Em pesquisa feita pelo Ibope em parceria com o Instituto Trata Brasil, divulgada em maio deste ano, o tema drogas apareceu na quarta colocação entre as preocupações dos eleitores para as eleições de 2012, com 9% das indicações. O item ficou atrás apenas de problemas recorrentes (saúde – 37%, segurança pública – 16% e educação – 11%) e à frente do item emprego (4%).
Porém, em Fortaleza, há candidatos que nem inseriram o tema, ao menos por enquanto, em seus planos de governo, o que pode ser um sinal de que o assunto novamente passará despercebido.
Ainda assim, o psicólogo Osmar Diógenes, especialista em dependência química e coordenador do Instituto Volta a Vida, diz que tem esperanças de ver propostas para o combate às drogas, especialmente por haver médicos em algumas chapas.
Entre as ações mais urgentes, ele diz que é primordial garantir um tratamento eficaz dos dependentes, em espaços adequados e com equipes de diferentes profissionais, como médicos, enfermeiros, professores e psicólogos. “O problema das drogas é muito complexo para se tratar só rezando”, pontua.
Em paralelo a isso, aponta Diógenes, é necessário a valorização dos profissionais e o investimento em prevenção, principalmente nas escolas. O consumo de drogas, segundo o especialista, é um problema essencialmente de saúde. “Acima de tudo, (a dependência) precisa ser tratada como doença.”

[Itens de um conjunto de dados]
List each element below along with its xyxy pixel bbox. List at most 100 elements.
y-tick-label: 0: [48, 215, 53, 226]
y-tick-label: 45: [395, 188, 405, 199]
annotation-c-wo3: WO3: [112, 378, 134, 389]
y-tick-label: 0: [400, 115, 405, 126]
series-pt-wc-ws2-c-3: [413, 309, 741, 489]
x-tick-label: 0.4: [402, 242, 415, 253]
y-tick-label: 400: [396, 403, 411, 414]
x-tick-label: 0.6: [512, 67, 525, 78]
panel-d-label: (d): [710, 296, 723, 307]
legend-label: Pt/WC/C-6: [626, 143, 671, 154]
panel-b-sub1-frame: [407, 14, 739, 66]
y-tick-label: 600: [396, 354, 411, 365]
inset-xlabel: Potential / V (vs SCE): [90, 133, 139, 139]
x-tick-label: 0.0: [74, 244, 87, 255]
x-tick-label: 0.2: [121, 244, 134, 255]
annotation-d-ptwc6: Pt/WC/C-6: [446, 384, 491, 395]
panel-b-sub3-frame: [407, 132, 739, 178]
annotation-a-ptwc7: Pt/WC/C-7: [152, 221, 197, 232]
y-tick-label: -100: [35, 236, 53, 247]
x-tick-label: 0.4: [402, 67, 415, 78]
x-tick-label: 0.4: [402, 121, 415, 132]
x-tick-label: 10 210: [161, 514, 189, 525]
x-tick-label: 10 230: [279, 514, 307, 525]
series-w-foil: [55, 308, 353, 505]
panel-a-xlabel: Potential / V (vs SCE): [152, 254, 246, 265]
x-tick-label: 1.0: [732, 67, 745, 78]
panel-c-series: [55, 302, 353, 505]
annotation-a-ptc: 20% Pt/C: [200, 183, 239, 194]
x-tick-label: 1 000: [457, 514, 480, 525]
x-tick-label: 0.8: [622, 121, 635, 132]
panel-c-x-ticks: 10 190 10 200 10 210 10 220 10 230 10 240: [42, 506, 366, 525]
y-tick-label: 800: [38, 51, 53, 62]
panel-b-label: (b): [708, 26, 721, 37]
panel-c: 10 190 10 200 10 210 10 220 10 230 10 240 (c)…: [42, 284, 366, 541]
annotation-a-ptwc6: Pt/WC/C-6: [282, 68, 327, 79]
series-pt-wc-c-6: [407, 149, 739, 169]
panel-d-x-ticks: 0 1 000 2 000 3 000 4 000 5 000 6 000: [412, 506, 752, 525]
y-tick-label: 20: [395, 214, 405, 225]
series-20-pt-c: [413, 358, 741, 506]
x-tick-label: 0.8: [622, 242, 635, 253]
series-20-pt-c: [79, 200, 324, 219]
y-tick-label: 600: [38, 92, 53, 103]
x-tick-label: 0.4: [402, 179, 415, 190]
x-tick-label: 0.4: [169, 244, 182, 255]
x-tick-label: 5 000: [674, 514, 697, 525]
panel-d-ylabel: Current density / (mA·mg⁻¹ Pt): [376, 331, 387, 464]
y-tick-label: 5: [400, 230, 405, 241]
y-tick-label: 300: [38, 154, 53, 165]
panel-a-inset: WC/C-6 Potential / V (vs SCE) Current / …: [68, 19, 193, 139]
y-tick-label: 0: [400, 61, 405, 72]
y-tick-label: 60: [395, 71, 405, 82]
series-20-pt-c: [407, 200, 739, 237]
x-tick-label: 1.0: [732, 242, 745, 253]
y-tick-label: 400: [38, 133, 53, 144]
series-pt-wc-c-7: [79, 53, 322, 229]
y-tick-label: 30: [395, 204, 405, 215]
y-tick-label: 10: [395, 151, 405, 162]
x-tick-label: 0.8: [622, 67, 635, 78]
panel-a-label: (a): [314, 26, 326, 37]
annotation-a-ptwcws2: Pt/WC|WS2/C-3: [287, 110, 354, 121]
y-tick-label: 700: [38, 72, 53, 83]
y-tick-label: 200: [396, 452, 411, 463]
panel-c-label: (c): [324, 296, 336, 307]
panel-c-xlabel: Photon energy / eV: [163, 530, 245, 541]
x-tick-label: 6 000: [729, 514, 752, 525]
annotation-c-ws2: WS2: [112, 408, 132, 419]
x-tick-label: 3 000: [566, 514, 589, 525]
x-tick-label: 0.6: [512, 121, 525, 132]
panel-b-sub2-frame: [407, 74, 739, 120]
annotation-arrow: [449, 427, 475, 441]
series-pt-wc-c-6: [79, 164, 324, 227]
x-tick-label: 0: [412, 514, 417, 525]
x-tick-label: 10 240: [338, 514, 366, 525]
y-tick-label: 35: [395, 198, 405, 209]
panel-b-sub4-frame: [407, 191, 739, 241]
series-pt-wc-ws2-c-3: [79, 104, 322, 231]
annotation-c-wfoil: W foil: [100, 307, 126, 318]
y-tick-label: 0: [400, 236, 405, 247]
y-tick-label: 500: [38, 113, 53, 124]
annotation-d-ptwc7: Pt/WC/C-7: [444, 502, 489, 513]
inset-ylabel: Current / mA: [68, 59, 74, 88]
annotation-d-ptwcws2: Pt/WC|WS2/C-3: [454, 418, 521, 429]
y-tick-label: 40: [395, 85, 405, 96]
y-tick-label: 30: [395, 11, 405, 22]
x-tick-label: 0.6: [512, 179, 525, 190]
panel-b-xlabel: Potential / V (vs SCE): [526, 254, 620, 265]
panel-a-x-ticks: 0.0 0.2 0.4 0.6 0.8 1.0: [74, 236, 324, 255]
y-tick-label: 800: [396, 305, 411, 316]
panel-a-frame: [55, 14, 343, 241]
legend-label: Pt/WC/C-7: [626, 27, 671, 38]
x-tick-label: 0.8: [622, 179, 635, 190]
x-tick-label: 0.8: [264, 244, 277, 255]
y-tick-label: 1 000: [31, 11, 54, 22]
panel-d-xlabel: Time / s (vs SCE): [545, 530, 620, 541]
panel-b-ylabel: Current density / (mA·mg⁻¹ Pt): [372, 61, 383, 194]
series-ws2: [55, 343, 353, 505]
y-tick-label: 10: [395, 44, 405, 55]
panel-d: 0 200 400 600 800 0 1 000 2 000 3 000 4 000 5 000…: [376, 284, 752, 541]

SUA TAREFA:
No trecho selecionado, qual porcentagem das indicações o tema drogas recebeu na pesquisa do Ibope com o Instituto Trata Brasil?

RESULTADO A SEGUIR:
O tema drogas recebeu 9% das indicações e ficou na quarta colocação.